Chart and figure data

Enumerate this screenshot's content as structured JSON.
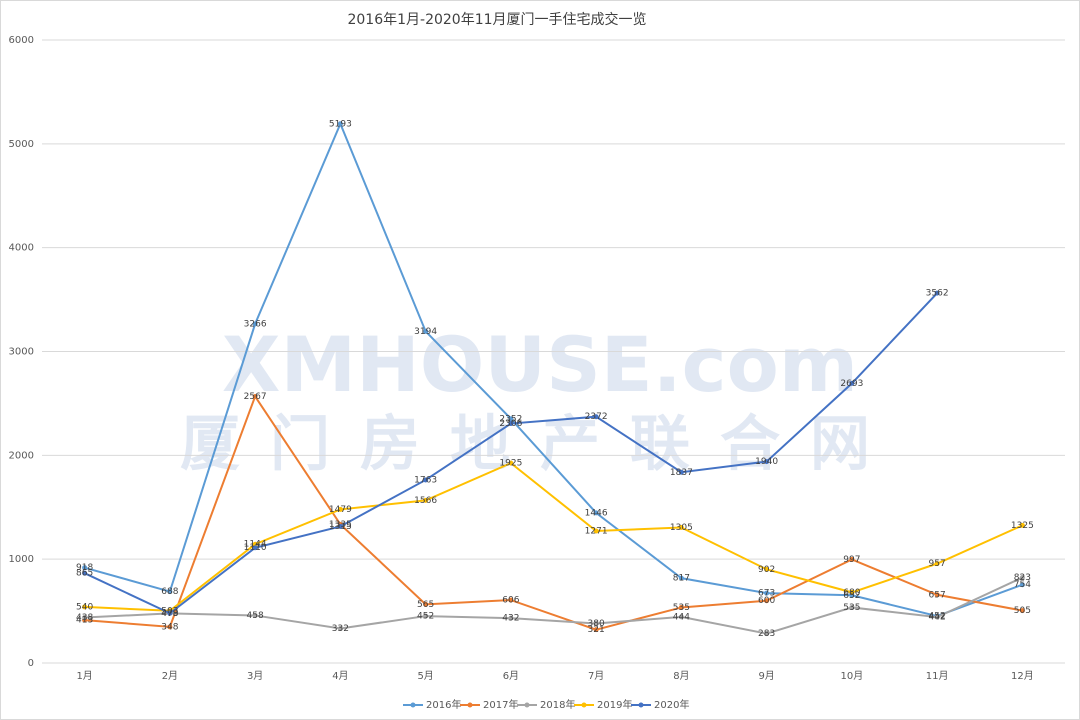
{
  "chart_data": {
    "type": "line",
    "title": "2016年1月-2020年11月厦门一手住宅成交一览",
    "categories": [
      "1月",
      "2月",
      "3月",
      "4月",
      "5月",
      "6月",
      "7月",
      "8月",
      "9月",
      "10月",
      "11月",
      "12月"
    ],
    "ylim": [
      0,
      6000
    ],
    "yticks": [
      0,
      1000,
      2000,
      3000,
      4000,
      5000,
      6000
    ],
    "grid": true,
    "legend": "bottom",
    "series": [
      {
        "name": "2016年",
        "color": "#5b9bd5",
        "values": [
          918,
          688,
          3266,
          5193,
          3194,
          2352,
          1446,
          817,
          673,
          652,
          452,
          754
        ]
      },
      {
        "name": "2017年",
        "color": "#ed7d31",
        "values": [
          413,
          348,
          2567,
          1335,
          565,
          606,
          321,
          535,
          600,
          997,
          657,
          505
        ]
      },
      {
        "name": "2018年",
        "color": "#a5a5a5",
        "values": [
          438,
          478,
          458,
          332,
          452,
          432,
          380,
          444,
          283,
          535,
          442,
          823
        ]
      },
      {
        "name": "2019年",
        "color": "#ffc000",
        "values": [
          540,
          503,
          1144,
          1479,
          1566,
          1925,
          1271,
          1305,
          902,
          680,
          957,
          1325
        ]
      },
      {
        "name": "2020年",
        "color": "#4472c4",
        "values": [
          865,
          479,
          1110,
          1315,
          1763,
          2306,
          2372,
          1837,
          1940,
          2693,
          3562,
          null
        ]
      }
    ]
  },
  "watermark": {
    "text": "XMHOUSE.com",
    "subtext": "厦门房地产联合网"
  }
}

What needs to be done: In the records above, find each line with the word "color" and copy it.

Solution to the exercise:
        "color": "#5b9bd5",
        "color": "#ed7d31",
        "color": "#a5a5a5",
        "color": "#ffc000",
        "color": "#4472c4",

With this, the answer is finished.